--- EXCERPTED RECORDS ---

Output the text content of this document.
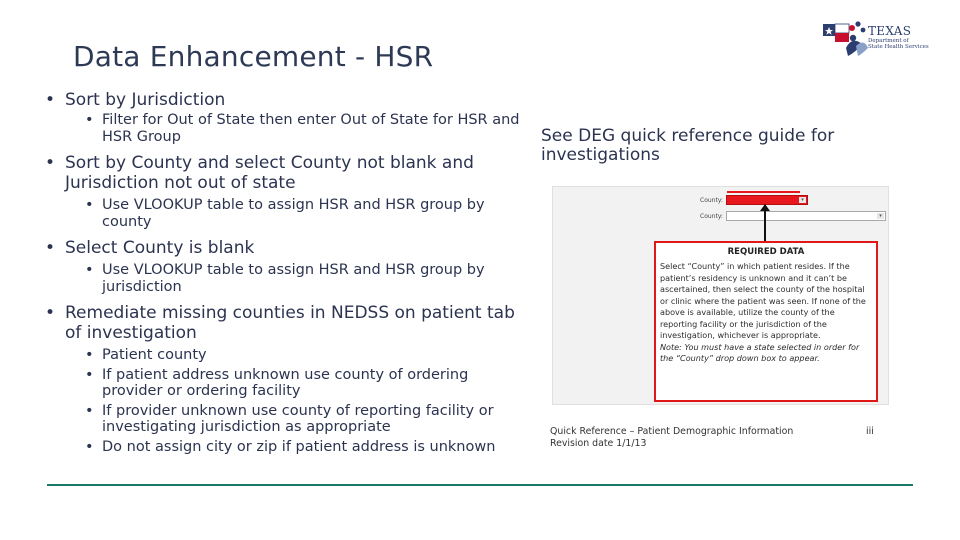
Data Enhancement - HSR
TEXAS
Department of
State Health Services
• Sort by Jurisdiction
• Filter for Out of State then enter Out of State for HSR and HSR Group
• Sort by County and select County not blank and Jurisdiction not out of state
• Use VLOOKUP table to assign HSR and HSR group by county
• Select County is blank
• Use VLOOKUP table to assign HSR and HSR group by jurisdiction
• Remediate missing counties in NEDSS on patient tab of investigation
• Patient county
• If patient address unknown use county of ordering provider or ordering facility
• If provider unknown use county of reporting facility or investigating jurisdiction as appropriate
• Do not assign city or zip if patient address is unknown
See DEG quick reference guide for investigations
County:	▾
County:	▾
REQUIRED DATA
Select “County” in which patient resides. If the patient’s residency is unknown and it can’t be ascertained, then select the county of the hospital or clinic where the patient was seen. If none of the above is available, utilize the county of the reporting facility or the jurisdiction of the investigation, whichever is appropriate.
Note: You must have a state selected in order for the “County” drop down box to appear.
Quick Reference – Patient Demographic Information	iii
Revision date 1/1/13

---

TASK GOAL: Reproduce the material in full, word for word, and omit the pictures.

EXERCISE RESULT:
Output the text content of this document.
Data Enhancement - HSR
TEXAS
Department of
State Health Services
• Sort by Jurisdiction
• Filter for Out of State then enter Out of State for HSR and HSR Group
• Sort by County and select County not blank and Jurisdiction not out of state
• Use VLOOKUP table to assign HSR and HSR group by county
• Select County is blank
• Use VLOOKUP table to assign HSR and HSR group by jurisdiction
• Remediate missing counties in NEDSS on patient tab of investigation
• Patient county
• If patient address unknown use county of ordering provider or ordering facility
• If provider unknown use county of reporting facility or investigating jurisdiction as appropriate
• Do not assign city or zip if patient address is unknown
See DEG quick reference guide for investigations
County:	▾
County:	▾
REQUIRED DATA
Select “County” in which patient resides. If the patient’s residency is unknown and it can’t be ascertained, then select the county of the hospital or clinic where the patient was seen. If none of the above is available, utilize the county of the reporting facility or the jurisdiction of the investigation, whichever is appropriate.
Note: You must have a state selected in order for the “County” drop down box to appear.
Quick Reference – Patient Demographic Information	iii
Revision date 1/1/13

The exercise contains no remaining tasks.